- **Description of the task**
Please pull out every line that includes the string "icon".

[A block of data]

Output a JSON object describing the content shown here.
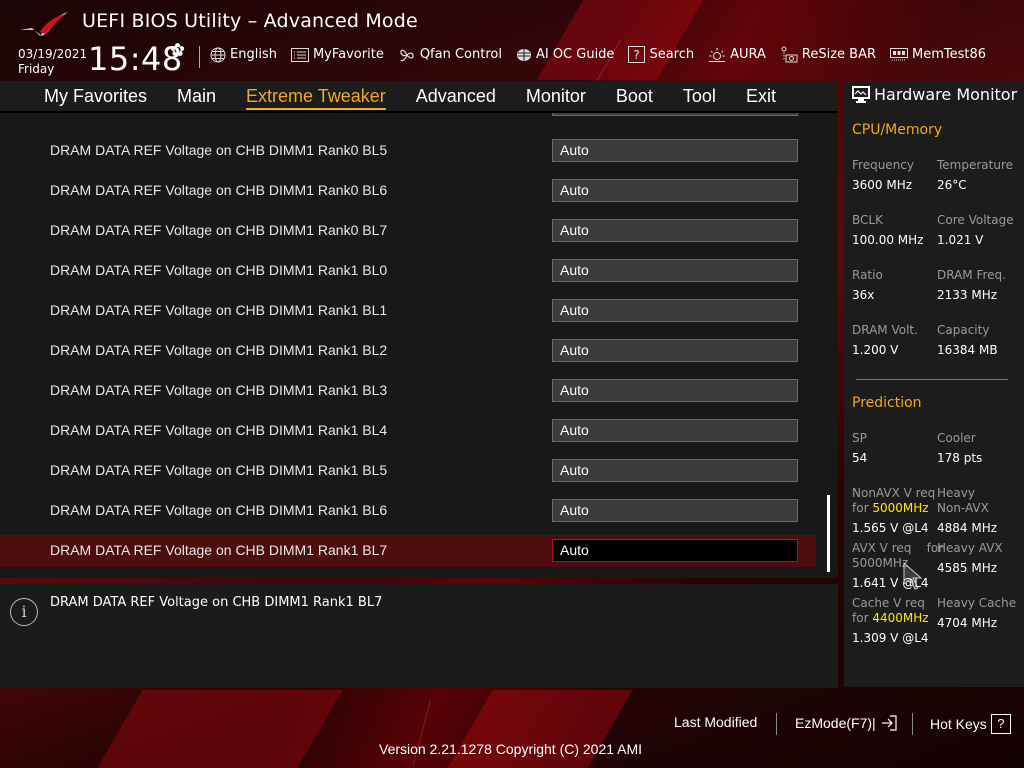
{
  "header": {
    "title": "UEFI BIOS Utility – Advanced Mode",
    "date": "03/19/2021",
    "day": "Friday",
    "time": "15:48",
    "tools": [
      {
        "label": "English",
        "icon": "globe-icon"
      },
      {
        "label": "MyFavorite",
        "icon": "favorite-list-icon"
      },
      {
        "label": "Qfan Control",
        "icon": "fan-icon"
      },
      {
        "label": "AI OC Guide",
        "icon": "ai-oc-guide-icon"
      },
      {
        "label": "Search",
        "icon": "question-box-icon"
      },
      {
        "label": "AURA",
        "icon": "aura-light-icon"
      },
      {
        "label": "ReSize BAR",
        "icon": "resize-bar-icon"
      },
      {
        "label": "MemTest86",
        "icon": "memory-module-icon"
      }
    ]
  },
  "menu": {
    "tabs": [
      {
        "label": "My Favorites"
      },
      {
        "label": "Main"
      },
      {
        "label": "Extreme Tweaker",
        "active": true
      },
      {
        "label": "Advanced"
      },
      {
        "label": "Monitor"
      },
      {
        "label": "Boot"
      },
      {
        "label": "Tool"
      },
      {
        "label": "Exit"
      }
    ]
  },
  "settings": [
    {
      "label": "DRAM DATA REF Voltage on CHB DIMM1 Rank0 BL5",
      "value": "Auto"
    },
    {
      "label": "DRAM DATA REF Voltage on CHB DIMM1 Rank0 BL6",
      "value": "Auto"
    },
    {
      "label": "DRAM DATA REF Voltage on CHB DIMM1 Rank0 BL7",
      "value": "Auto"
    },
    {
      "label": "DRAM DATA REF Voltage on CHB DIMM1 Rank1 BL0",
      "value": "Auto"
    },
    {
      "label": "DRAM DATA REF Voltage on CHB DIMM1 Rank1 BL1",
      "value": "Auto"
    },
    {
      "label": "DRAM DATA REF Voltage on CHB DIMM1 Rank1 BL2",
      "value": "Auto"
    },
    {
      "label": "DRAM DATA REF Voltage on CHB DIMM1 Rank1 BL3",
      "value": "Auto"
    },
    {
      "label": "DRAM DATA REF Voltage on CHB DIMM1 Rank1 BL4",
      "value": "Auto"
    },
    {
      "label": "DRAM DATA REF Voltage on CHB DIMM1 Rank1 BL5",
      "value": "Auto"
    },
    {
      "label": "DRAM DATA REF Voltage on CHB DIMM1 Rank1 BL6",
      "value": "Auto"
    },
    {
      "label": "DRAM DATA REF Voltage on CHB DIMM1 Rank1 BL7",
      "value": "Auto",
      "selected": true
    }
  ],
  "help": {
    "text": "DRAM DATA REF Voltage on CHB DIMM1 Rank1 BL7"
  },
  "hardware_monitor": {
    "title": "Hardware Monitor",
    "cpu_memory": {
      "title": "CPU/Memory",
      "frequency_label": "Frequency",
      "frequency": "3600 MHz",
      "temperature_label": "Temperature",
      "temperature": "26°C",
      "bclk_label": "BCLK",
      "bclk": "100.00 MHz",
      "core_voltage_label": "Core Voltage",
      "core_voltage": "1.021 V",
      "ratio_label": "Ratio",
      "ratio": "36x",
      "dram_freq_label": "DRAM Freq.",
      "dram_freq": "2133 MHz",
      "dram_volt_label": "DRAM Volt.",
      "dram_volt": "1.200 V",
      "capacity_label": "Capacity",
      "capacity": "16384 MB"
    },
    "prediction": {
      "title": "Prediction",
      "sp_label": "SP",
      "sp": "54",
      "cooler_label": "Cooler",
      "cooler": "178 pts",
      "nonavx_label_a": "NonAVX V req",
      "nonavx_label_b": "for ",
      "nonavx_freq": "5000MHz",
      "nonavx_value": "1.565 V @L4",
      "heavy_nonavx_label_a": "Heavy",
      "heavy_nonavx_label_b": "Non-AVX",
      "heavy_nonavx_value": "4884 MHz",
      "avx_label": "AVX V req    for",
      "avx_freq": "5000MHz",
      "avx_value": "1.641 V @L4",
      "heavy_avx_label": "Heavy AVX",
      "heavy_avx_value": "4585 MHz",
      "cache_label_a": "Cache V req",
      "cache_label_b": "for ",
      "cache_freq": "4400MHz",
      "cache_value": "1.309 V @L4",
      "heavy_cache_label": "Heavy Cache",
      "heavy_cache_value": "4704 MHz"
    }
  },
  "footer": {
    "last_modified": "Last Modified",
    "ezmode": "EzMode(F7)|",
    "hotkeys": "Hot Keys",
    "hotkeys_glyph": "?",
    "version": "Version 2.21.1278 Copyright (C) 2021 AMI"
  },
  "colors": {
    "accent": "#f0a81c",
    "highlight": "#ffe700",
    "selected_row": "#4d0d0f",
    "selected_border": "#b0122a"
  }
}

==

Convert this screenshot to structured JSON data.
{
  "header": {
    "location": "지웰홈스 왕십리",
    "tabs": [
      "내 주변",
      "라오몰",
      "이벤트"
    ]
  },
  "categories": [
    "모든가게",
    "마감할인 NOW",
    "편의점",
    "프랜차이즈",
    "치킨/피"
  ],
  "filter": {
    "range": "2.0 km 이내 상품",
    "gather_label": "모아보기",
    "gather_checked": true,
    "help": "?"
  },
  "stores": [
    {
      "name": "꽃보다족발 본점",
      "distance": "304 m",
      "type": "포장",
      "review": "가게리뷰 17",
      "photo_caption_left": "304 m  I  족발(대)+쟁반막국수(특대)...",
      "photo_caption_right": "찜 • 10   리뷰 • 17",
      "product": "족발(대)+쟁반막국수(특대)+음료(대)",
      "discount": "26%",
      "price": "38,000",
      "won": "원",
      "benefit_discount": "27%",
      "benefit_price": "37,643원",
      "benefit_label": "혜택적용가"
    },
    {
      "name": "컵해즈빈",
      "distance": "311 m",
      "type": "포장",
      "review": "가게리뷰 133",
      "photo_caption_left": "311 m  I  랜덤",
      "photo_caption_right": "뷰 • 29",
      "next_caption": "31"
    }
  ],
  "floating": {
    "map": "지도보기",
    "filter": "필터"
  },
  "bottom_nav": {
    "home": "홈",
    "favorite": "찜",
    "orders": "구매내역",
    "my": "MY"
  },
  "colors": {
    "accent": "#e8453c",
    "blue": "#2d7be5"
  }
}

- **Answer below**
        "icon": "globe-icon"
        "icon": "favorite-list-icon"
        "icon": "fan-icon"
        "icon": "ai-oc-guide-icon"
        "icon": "question-box-icon"
        "icon": "aura-light-icon"
        "icon": "resize-bar-icon"
        "icon": "memory-module-icon"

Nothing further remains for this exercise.